▶ [Requirements]: Reproduce the data from the beginning through the line containing "- svg-text:Complex IV: Complex IV: [452, 102, 473, 107]", substituting "Mitochondrial Outer Membrane" for "Outer Mitochondrial Membrane" and leaving everything else unchanged.

▶ [Records to process]:
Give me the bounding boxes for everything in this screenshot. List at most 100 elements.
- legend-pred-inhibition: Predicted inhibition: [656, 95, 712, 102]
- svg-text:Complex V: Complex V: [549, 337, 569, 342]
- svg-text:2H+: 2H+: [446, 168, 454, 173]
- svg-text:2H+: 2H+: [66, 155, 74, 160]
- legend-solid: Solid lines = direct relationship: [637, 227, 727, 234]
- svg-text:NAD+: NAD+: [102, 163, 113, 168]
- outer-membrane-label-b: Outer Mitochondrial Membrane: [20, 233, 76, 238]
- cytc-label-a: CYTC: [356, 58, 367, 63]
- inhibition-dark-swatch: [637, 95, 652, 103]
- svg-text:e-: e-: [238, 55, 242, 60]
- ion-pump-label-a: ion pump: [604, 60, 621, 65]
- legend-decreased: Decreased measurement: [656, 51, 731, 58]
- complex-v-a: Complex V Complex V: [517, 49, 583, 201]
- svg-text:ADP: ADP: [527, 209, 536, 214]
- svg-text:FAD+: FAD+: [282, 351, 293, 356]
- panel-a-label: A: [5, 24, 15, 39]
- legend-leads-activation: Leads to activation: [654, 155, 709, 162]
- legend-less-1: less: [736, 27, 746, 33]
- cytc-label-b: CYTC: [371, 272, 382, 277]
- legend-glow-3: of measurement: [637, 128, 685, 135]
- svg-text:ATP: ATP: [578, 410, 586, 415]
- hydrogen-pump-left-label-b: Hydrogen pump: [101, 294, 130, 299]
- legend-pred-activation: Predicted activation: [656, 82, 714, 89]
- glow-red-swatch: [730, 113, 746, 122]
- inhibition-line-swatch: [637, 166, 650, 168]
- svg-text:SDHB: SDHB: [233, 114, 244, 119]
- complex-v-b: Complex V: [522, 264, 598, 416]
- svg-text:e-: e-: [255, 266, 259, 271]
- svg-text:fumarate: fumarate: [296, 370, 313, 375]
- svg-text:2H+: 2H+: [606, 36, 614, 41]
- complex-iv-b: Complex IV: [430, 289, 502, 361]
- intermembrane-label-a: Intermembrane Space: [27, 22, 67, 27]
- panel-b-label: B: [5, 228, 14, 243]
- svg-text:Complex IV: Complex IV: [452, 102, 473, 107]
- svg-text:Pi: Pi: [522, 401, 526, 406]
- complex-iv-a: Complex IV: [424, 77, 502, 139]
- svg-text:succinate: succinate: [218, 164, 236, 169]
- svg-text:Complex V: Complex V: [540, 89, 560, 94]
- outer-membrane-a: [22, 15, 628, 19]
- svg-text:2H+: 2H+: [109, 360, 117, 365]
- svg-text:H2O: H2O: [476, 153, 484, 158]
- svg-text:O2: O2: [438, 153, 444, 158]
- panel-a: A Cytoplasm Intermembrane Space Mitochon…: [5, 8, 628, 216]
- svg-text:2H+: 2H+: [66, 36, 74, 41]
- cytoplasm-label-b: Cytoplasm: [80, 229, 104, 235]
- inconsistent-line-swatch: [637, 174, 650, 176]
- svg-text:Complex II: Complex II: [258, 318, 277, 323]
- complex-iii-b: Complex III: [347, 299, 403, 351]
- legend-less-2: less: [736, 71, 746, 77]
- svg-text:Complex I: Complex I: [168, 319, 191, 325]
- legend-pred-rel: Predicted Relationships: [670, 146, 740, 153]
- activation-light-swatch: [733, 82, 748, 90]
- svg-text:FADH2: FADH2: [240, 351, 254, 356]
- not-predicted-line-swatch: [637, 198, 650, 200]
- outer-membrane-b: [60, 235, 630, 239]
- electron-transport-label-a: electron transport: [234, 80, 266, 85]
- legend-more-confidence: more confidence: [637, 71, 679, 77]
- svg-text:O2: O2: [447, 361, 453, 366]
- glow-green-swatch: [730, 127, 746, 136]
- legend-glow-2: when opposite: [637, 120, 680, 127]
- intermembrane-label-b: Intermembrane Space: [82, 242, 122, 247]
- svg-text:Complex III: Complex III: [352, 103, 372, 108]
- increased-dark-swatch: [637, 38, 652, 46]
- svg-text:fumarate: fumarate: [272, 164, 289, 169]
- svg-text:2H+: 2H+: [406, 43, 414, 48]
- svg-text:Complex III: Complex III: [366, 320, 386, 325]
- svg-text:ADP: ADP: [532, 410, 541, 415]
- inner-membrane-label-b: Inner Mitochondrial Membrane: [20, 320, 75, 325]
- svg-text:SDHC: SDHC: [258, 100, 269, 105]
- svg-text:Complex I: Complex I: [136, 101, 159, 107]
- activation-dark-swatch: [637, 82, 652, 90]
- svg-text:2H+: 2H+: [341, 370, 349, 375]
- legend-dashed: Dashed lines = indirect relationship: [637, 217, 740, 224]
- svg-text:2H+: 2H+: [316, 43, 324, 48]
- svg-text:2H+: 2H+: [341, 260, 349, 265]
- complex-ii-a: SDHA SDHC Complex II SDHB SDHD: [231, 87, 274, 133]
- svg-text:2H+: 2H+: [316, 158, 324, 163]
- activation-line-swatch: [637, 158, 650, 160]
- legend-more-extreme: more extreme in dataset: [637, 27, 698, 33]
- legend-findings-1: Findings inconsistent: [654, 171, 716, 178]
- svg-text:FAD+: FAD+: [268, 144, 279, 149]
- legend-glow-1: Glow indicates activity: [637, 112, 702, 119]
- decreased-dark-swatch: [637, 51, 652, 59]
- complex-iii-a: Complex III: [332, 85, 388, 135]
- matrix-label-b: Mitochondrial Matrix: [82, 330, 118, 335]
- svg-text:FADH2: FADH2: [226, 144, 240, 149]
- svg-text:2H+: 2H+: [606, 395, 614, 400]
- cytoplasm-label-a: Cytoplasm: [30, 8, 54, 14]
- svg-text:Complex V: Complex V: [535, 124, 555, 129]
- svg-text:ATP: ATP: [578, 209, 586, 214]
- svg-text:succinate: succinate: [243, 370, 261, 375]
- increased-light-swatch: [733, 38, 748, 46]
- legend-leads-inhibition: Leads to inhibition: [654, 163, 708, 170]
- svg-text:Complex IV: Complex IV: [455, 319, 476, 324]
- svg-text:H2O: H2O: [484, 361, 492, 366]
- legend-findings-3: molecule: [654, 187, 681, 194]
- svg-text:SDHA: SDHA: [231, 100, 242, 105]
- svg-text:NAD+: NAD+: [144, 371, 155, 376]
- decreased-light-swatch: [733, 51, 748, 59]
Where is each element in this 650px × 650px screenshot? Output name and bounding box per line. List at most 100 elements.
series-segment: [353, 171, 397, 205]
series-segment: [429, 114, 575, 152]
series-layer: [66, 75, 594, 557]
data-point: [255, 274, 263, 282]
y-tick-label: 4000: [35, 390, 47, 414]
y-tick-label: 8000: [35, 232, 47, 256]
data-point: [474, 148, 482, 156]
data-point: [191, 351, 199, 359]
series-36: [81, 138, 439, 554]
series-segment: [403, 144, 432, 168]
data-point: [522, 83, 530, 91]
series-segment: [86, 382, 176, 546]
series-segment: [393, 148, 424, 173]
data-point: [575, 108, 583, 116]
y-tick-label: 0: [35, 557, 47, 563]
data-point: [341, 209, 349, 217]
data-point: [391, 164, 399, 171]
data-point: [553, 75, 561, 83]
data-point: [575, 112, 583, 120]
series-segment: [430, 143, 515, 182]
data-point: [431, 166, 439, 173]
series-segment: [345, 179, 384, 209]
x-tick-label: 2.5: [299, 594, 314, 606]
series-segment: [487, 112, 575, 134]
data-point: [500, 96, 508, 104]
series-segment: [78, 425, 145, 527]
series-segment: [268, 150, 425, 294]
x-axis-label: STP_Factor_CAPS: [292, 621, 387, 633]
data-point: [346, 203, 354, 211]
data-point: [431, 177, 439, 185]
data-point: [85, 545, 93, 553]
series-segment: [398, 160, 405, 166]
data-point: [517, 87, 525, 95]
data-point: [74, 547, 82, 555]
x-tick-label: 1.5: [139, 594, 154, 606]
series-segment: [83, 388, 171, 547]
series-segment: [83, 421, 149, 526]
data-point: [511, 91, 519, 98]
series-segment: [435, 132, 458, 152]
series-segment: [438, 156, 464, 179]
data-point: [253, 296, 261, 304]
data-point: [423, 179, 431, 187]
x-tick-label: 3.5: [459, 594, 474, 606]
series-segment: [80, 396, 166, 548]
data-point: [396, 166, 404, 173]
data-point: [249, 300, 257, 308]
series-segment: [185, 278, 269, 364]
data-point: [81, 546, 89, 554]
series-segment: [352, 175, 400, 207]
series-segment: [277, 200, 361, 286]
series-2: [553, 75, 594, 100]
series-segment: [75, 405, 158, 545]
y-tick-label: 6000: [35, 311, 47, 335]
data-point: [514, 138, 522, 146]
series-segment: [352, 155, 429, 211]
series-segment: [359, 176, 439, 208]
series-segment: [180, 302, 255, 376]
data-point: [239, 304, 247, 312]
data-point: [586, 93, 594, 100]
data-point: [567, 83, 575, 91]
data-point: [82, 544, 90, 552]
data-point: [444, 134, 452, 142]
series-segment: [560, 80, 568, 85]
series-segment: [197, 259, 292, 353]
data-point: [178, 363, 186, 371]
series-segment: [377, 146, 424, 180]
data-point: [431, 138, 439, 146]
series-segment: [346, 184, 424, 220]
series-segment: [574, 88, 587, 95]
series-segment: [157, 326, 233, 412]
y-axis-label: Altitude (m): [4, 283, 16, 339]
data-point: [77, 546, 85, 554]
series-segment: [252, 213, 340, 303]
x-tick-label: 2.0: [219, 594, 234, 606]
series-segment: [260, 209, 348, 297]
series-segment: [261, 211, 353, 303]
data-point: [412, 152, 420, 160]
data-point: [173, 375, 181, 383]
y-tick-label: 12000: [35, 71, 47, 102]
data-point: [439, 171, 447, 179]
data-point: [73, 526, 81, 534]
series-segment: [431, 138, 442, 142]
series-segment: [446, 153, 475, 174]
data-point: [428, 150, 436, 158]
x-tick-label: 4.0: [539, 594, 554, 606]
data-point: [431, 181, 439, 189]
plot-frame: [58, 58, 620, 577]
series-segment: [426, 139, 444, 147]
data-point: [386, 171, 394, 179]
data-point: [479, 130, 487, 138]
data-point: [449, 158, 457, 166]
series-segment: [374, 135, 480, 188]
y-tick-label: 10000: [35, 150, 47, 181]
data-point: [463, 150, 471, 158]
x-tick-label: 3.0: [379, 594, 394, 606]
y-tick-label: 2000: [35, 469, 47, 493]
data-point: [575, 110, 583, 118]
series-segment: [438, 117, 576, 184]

▶ [Final result]:
Give me the bounding boxes for everything in this screenshot. List at most 100 elements.
- legend-pred-inhibition: Predicted inhibition: [656, 95, 712, 102]
- svg-text:Complex V: Complex V: [549, 337, 569, 342]
- svg-text:2H+: 2H+: [446, 168, 454, 173]
- svg-text:2H+: 2H+: [66, 155, 74, 160]
- legend-solid: Solid lines = direct relationship: [637, 227, 727, 234]
- svg-text:NAD+: NAD+: [102, 163, 113, 168]
- outer-membrane-label-b: Mitochondrial Outer Membrane: [20, 233, 76, 238]
- cytc-label-a: CYTC: [356, 58, 367, 63]
- inhibition-dark-swatch: [637, 95, 652, 103]
- svg-text:e-: e-: [238, 55, 242, 60]
- ion-pump-label-a: ion pump: [604, 60, 621, 65]
- legend-decreased: Decreased measurement: [656, 51, 731, 58]
- complex-v-a: Complex V Complex V: [517, 49, 583, 201]
- svg-text:ADP: ADP: [527, 209, 536, 214]
- svg-text:FAD+: FAD+: [282, 351, 293, 356]
- panel-a-label: A: [5, 24, 15, 39]
- legend-leads-activation: Leads to activation: [654, 155, 709, 162]
- legend-less-1: less: [736, 27, 746, 33]
- cytc-label-b: CYTC: [371, 272, 382, 277]
- legend-glow-3: of measurement: [637, 128, 685, 135]
- svg-text:ATP: ATP: [578, 410, 586, 415]
- hydrogen-pump-left-label-b: Hydrogen pump: [101, 294, 130, 299]
- legend-pred-activation: Predicted activation: [656, 82, 714, 89]
- glow-red-swatch: [730, 113, 746, 122]
- inhibition-line-swatch: [637, 166, 650, 168]
- svg-text:SDHB: SDHB: [233, 114, 244, 119]
- complex-v-b: Complex V: [522, 264, 598, 416]
- svg-text:e-: e-: [255, 266, 259, 271]
- svg-text:fumarate: fumarate: [296, 370, 313, 375]
- svg-text:2H+: 2H+: [606, 36, 614, 41]
- complex-iv-b: Complex IV: [430, 289, 502, 361]
- intermembrane-label-a: Intermembrane Space: [27, 22, 67, 27]
- panel-b-label: B: [5, 228, 14, 243]
- svg-text:Complex IV: Complex IV: [452, 102, 473, 107]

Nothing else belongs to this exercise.